# Problem to work on
Locate and copy each line in the data that contains the word "hacia".

---*---

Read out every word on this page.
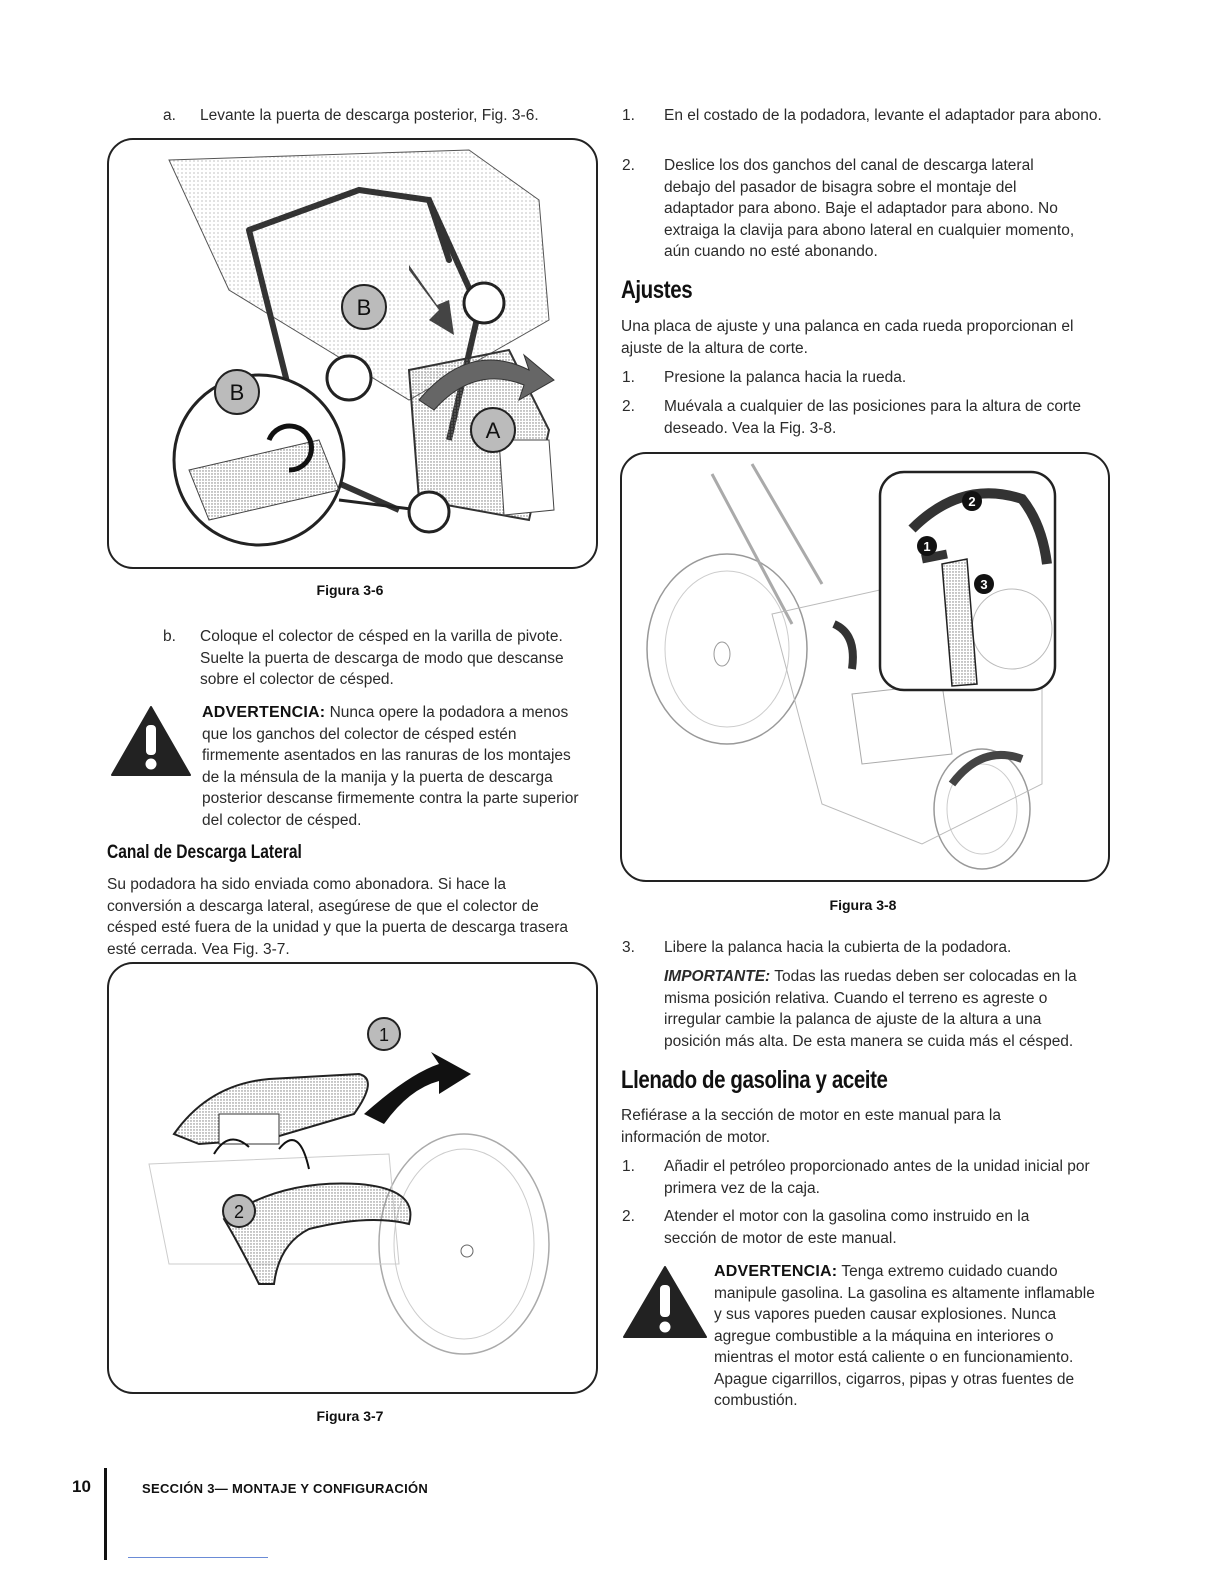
a. Levante la puerta de descarga posterior, Fig. 3-6.
B
B
A
Figura 3-6
b. Coloque el colector de césped en la varilla de pivote. Suelte la puerta de descarga de modo que descanse sobre el colector de césped.
ADVERTENCIA: Nunca opere la podadora a menos que los ganchos del colector de césped estén firmemente asentados en las ranuras de los montajes de la ménsula de la manija y la puerta de descarga posterior descanse firmemente contra la parte superior del colector de césped.
Canal de Descarga Lateral
Su podadora ha sido enviada como abonadora. Si hace la conversión a descarga lateral, asegúrese de que el colector de césped esté fuera de la unidad y que la puerta de descarga trasera esté cerrada. Vea Fig. 3-7.
1
2
Figura 3-7
1. En el costado de la podadora, levante el adaptador para abono.
2. Deslice los dos ganchos del canal de descarga lateral debajo del pasador de bisagra sobre el montaje del adaptador para abono. Baje el adaptador para abono. No extraiga la clavija para abono lateral en cualquier momento, aún cuando no esté abonando.
Ajustes
Una placa de ajuste y una palanca en cada rueda proporcionan el ajuste de la altura de corte.
1. Presione la palanca hacia la rueda.
2. Muévala a cualquier de las posiciones para la altura de corte deseado. Vea la Fig. 3-8.
1
2
3
Figura 3-8
3. Libere la palanca hacia la cubierta de la podadora.
IMPORTANTE: Todas las ruedas deben ser colocadas en la misma posición relativa. Cuando el terreno es agreste o irregular cambie la palanca de ajuste de la altura a una posición más alta. De esta manera se cuida más el césped.
Llenado de gasolina y aceite
Refiérase a la sección de motor en este manual para la información de motor.
1. Añadir el petróleo proporcionado antes de la unidad inicial por primera vez de la caja.
2. Atender el motor con la gasolina como instruido en la sección de motor de este manual.
ADVERTENCIA: Tenga extremo cuidado cuando manipule gasolina. La gasolina es altamente inflamable y sus vapores pueden causar explosiones. Nunca agregue combustible a la máquina en interiores o mientras el motor está caliente o en funcionamiento. Apague cigarrillos, cigarros, pipas y otras fuentes de combustión.
10	SECCIÓN 3— MONTAJE Y CONFIGURACIÓN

---*---

# Response to this task
1. Presione la palanca hacia la rueda.
3. Libere la palanca hacia la cubierta de la podadora.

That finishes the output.